#### TO DO
Gather up the lines that contain "ἐπαρχιῶν".

::::::

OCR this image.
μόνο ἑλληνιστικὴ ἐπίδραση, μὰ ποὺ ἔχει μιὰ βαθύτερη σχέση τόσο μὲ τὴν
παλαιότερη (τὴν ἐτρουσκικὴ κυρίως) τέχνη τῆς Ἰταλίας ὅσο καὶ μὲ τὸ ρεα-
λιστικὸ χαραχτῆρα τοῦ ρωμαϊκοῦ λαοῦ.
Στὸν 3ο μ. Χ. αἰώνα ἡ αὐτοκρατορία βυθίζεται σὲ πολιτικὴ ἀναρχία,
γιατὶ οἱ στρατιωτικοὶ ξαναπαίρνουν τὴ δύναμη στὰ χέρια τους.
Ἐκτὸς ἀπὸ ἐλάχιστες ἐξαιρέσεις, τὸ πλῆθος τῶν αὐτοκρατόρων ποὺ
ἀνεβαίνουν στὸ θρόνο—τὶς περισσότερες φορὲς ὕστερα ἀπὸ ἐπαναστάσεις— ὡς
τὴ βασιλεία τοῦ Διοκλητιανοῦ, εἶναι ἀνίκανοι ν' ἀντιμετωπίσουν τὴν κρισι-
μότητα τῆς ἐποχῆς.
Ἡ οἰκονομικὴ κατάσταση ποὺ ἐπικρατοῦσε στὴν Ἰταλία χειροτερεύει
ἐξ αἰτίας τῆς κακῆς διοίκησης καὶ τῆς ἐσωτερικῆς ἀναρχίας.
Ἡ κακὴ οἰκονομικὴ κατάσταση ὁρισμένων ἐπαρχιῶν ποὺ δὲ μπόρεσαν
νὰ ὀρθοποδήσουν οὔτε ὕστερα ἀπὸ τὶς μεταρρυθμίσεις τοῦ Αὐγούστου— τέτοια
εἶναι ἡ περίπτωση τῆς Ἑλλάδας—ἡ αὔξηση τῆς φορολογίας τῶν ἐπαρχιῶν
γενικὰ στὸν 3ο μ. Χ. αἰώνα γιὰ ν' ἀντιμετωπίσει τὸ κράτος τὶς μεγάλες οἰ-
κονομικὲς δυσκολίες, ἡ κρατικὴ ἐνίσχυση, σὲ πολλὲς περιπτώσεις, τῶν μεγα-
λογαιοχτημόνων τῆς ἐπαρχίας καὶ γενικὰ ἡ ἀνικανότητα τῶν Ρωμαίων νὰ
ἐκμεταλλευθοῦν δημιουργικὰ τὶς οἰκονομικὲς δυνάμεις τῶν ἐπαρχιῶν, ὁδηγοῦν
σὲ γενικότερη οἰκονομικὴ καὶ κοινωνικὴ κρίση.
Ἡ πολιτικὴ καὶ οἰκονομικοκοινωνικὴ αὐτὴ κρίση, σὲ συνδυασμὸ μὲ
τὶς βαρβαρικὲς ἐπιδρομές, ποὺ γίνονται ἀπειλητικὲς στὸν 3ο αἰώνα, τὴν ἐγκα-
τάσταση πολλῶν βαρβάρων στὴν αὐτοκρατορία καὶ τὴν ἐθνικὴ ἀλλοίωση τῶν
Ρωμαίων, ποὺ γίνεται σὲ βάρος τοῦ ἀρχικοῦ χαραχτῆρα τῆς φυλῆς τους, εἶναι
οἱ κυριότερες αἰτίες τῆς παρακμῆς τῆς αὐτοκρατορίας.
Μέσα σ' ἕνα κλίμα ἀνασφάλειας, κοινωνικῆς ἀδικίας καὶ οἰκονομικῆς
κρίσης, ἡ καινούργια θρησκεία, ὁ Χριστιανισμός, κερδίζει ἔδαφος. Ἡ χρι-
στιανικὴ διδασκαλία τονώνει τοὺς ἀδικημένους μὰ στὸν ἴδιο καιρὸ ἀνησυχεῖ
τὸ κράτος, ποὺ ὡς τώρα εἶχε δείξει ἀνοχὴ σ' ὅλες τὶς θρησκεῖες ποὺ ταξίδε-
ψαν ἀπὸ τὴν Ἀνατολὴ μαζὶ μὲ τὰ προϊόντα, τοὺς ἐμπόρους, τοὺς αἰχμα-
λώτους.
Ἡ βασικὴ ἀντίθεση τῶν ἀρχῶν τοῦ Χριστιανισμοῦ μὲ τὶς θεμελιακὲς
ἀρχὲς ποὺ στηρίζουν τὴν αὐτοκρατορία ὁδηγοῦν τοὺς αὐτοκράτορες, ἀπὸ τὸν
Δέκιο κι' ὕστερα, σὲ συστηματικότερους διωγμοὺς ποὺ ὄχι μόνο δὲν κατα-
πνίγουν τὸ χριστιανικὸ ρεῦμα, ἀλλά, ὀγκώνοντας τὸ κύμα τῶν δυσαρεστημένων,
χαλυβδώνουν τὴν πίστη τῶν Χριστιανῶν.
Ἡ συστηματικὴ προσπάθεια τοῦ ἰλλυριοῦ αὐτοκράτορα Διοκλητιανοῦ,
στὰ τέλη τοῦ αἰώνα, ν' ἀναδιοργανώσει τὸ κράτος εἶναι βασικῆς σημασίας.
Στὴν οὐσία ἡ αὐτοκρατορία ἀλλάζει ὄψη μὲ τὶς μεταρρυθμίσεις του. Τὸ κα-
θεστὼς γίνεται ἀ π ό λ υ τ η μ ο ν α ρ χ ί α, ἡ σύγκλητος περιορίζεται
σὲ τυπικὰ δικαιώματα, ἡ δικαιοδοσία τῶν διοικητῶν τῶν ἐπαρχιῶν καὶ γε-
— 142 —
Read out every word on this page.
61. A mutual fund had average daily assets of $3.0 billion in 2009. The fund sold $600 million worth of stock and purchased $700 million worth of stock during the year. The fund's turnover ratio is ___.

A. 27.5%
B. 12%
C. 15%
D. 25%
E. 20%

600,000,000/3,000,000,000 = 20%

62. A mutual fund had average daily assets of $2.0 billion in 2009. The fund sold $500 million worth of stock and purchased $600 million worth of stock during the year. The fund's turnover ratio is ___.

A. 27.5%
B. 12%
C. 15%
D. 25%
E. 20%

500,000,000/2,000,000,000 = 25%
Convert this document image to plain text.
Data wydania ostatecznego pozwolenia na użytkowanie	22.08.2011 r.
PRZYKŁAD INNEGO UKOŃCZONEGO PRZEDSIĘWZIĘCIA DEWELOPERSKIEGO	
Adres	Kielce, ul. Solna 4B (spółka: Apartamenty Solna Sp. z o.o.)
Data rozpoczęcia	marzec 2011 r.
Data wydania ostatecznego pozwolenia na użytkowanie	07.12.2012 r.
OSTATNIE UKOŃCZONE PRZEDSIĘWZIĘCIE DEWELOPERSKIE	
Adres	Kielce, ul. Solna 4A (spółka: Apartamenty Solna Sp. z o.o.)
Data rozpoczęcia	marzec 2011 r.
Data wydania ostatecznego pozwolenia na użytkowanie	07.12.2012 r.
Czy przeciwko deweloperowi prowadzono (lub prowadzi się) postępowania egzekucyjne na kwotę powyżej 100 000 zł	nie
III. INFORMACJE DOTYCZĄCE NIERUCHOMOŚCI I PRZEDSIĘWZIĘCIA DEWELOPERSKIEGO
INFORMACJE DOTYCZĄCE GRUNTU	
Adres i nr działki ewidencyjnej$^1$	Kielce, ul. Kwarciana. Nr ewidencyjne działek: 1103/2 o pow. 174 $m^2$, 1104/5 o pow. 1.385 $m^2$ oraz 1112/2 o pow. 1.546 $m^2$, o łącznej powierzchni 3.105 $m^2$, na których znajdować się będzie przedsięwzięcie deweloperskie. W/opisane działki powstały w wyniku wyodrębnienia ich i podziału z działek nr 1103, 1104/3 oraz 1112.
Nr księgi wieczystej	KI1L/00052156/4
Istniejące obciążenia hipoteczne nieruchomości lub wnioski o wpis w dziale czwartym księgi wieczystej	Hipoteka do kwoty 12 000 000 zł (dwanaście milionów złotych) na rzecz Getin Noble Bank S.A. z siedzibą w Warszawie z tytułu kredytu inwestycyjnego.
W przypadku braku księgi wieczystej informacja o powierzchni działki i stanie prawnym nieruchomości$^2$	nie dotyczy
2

::::::

#### SOLUTION
Ἡ κακὴ οἰκονομικὴ κατάσταση ὁρισμένων ἐπαρχιῶν ποὺ δὲ μπόρεσαν
εἶναι ἡ περίπτωση τῆς Ἑλλάδας—ἡ αὔξηση τῆς φορολογίας τῶν ἐπαρχιῶν
ἐκμεταλλευθοῦν δημιουργικὰ τὶς οἰκονομικὲς δυνάμεις τῶν ἐπαρχιῶν, ὁδηγοῦν
σὲ τυπικὰ δικαιώματα, ἡ δικαιοδοσία τῶν διοικητῶν τῶν ἐπαρχιῶν καὶ γε-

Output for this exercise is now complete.